# What is expected
Return the entries below verbatim. Pictures stay out.

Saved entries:
——

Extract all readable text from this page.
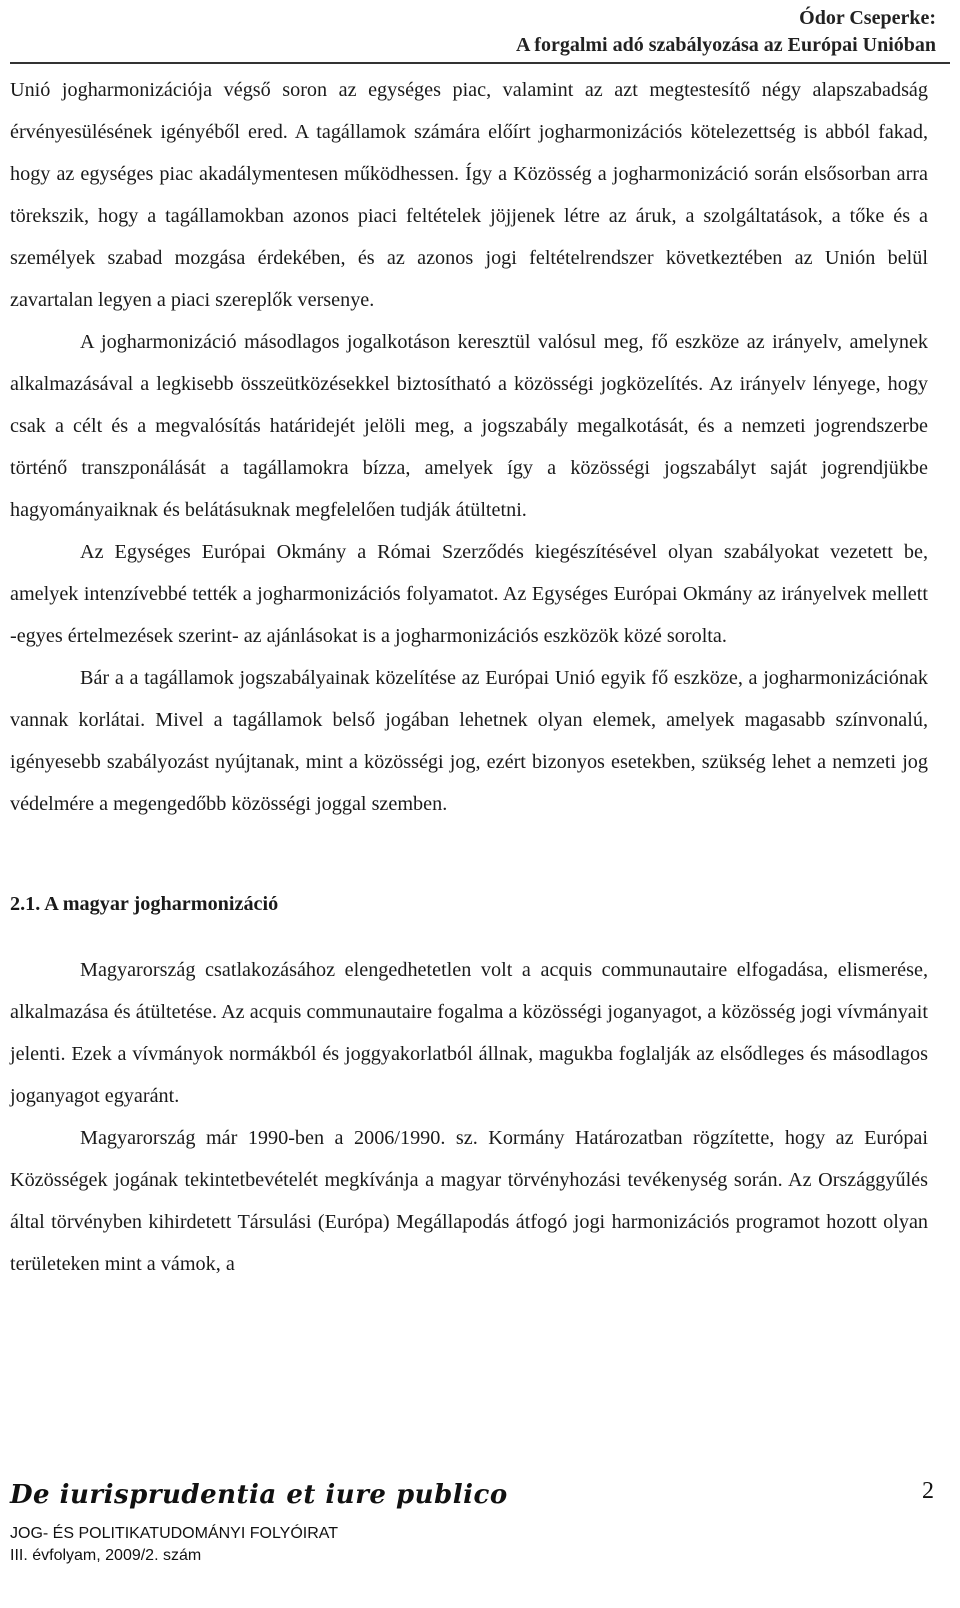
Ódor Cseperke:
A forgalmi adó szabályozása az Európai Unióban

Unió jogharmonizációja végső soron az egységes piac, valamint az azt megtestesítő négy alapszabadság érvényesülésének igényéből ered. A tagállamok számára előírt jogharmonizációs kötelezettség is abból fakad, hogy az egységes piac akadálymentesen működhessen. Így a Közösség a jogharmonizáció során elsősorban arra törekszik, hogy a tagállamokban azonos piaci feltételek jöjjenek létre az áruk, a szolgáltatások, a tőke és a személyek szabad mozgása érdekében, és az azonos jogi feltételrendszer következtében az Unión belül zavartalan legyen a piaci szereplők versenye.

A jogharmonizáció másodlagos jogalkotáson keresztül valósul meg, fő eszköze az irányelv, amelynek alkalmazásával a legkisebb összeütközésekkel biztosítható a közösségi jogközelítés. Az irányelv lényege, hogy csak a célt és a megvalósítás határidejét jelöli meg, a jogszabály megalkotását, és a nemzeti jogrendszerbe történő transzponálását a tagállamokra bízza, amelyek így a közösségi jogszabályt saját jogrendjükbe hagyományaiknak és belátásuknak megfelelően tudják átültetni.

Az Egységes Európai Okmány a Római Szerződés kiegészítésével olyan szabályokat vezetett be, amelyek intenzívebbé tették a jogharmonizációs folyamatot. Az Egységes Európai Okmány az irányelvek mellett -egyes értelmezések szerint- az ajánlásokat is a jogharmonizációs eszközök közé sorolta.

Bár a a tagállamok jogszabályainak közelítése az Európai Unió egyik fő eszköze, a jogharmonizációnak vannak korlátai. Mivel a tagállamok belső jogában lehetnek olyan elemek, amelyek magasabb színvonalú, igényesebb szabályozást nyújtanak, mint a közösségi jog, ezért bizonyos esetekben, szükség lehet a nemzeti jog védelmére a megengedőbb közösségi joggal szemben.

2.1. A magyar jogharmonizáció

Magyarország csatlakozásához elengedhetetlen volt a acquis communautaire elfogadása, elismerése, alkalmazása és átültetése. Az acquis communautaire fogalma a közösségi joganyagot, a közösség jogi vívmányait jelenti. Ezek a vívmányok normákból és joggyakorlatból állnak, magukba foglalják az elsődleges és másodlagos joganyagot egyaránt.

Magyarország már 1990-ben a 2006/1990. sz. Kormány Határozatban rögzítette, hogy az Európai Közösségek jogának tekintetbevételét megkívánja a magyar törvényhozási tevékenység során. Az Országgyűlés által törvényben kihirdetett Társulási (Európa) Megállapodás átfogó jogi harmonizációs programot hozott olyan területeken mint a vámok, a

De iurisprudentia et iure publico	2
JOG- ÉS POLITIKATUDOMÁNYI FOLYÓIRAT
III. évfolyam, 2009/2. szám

——

# Output of the exercise
Extract all readable text from this page.
Ódor Cseperke:
A forgalmi adó szabályozása az Európai Unióban

Unió jogharmonizációja végső soron az egységes piac, valamint az azt megtestesítő négy alapszabadság érvényesülésének igényéből ered. A tagállamok számára előírt jogharmonizációs kötelezettség is abból fakad, hogy az egységes piac akadálymentesen működhessen. Így a Közösség a jogharmonizáció során elsősorban arra törekszik, hogy a tagállamokban azonos piaci feltételek jöjjenek létre az áruk, a szolgáltatások, a tőke és a személyek szabad mozgása érdekében, és az azonos jogi feltételrendszer következtében az Unión belül zavartalan legyen a piaci szereplők versenye.

A jogharmonizáció másodlagos jogalkotáson keresztül valósul meg, fő eszköze az irányelv, amelynek alkalmazásával a legkisebb összeütközésekkel biztosítható a közösségi jogközelítés. Az irányelv lényege, hogy csak a célt és a megvalósítás határidejét jelöli meg, a jogszabály megalkotását, és a nemzeti jogrendszerbe történő transzponálását a tagállamokra bízza, amelyek így a közösségi jogszabályt saját jogrendjükbe hagyományaiknak és belátásuknak megfelelően tudják átültetni.

Az Egységes Európai Okmány a Római Szerződés kiegészítésével olyan szabályokat vezetett be, amelyek intenzívebbé tették a jogharmonizációs folyamatot. Az Egységes Európai Okmány az irányelvek mellett -egyes értelmezések szerint- az ajánlásokat is a jogharmonizációs eszközök közé sorolta.

Bár a a tagállamok jogszabályainak közelítése az Európai Unió egyik fő eszköze, a jogharmonizációnak vannak korlátai. Mivel a tagállamok belső jogában lehetnek olyan elemek, amelyek magasabb színvonalú, igényesebb szabályozást nyújtanak, mint a közösségi jog, ezért bizonyos esetekben, szükség lehet a nemzeti jog védelmére a megengedőbb közösségi joggal szemben.

2.1. A magyar jogharmonizáció

Magyarország csatlakozásához elengedhetetlen volt a acquis communautaire elfogadása, elismerése, alkalmazása és átültetése. Az acquis communautaire fogalma a közösségi joganyagot, a közösség jogi vívmányait jelenti. Ezek a vívmányok normákból és joggyakorlatból állnak, magukba foglalják az elsődleges és másodlagos joganyagot egyaránt.

Magyarország már 1990-ben a 2006/1990. sz. Kormány Határozatban rögzítette, hogy az Európai Közösségek jogának tekintetbevételét megkívánja a magyar törvényhozási tevékenység során. Az Országgyűlés által törvényben kihirdetett Társulási (Európa) Megállapodás átfogó jogi harmonizációs programot hozott olyan területeken mint a vámok, a

De iurisprudentia et iure publico	2
JOG- ÉS POLITIKATUDOMÁNYI FOLYÓIRAT
III. évfolyam, 2009/2. szám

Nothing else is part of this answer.